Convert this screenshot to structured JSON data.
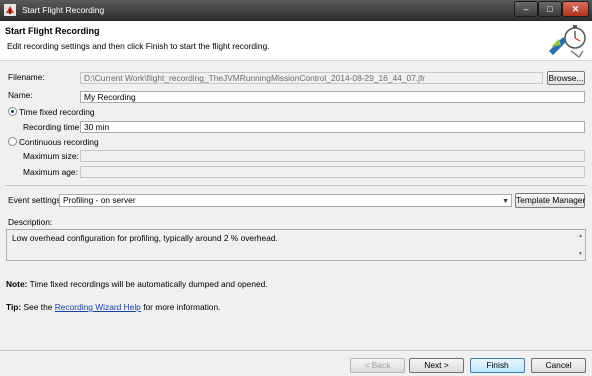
{
  "window": {
    "title": "Start Flight Recording",
    "minimize_label": "‒",
    "maximize_label": "□",
    "close_label": "✕"
  },
  "header": {
    "title": "Start Flight Recording",
    "description": "Edit recording settings and then click Finish to start the flight recording."
  },
  "filename": {
    "label": "Filename:",
    "value": "D:\\Current Work\\flight_recording_TheJVMRunningMissionControl_2014-08-29_16_44_07.jfr",
    "browse_label": "Browse..."
  },
  "name": {
    "label": "Name:",
    "value": "My Recording"
  },
  "time_fixed": {
    "label": "Time fixed recording",
    "selected": true,
    "recording_time_label": "Recording time:",
    "recording_time_value": "30 min"
  },
  "continuous": {
    "label": "Continuous recording",
    "selected": false,
    "max_size_label": "Maximum size:",
    "max_size_value": "",
    "max_age_label": "Maximum age:",
    "max_age_value": ""
  },
  "event_settings": {
    "label": "Event settings:",
    "selected": "Profiling - on server",
    "template_manager_label": "Template Manager"
  },
  "description": {
    "label": "Description:",
    "text": "Low overhead configuration for profiling, typically around 2 % overhead."
  },
  "note": {
    "prefix": "Note:",
    "text": "Time fixed recordings will be automatically dumped and opened."
  },
  "tip": {
    "prefix": "Tip:",
    "before": "See the",
    "link": "Recording Wizard Help",
    "after": "for more information."
  },
  "footer": {
    "back_label": "< Back",
    "next_label": "Next >",
    "finish_label": "Finish",
    "cancel_label": "Cancel"
  },
  "colors": {
    "titlebar": "#2b2b2b",
    "close_button": "#c8432e",
    "link": "#1a41a8"
  }
}
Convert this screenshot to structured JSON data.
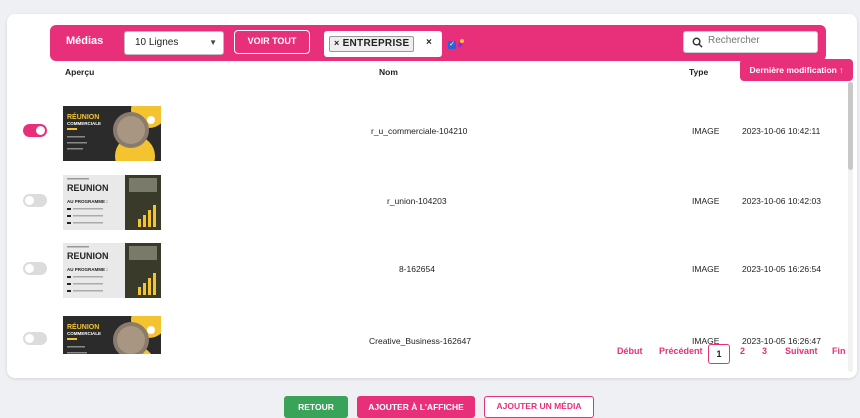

******************************

### [TASK OBJECTIVE]
Write the entries above out in full, exactly, with no images.

### [FULL RESPONSE]
Convert this screenshot to structured JSON data.
{
  "window": {
    "title": "Start Flight Recording",
    "minimize_label": "‒",
    "maximize_label": "□",
    "close_label": "✕"
  },
  "header": {
    "title": "Start Flight Recording",
    "description": "Edit recording settings and then click Finish to start the flight recording."
  },
  "filename": {
    "label": "Filename:",
    "value": "D:\\Current Work\\flight_recording_TheJVMRunningMissionControl_2014-08-29_16_44_07.jfr",
    "browse_label": "Browse..."
  },
  "name": {
    "label": "Name:",
    "value": "My Recording"
  },
  "time_fixed": {
    "label": "Time fixed recording",
    "selected": true,
    "recording_time_label": "Recording time:",
    "recording_time_value": "30 min"
  },
  "continuous": {
    "label": "Continuous recording",
    "selected": false,
    "max_size_label": "Maximum size:",
    "max_size_value": "",
    "max_age_label": "Maximum age:",
    "max_age_value": ""
  },
  "event_settings": {
    "label": "Event settings:",
    "selected": "Profiling - on server",
    "template_manager_label": "Template Manager"
  },
  "description": {
    "label": "Description:",
    "text": "Low overhead configuration for profiling, typically around 2 % overhead."
  },
  "note": {
    "prefix": "Note:",
    "text": "Time fixed recordings will be automatically dumped and opened."
  },
  "tip": {
    "prefix": "Tip:",
    "before": "See the",
    "link": "Recording Wizard Help",
    "after": "for more information."
  },
  "footer": {
    "back_label": "< Back",
    "next_label": "Next >",
    "finish_label": "Finish",
    "cancel_label": "Cancel"
  },
  "colors": {
    "titlebar": "#2b2b2b",
    "close_button": "#c8432e",
    "link": "#1a41a8"
  }
}
Convert this screenshot to structured JSON data.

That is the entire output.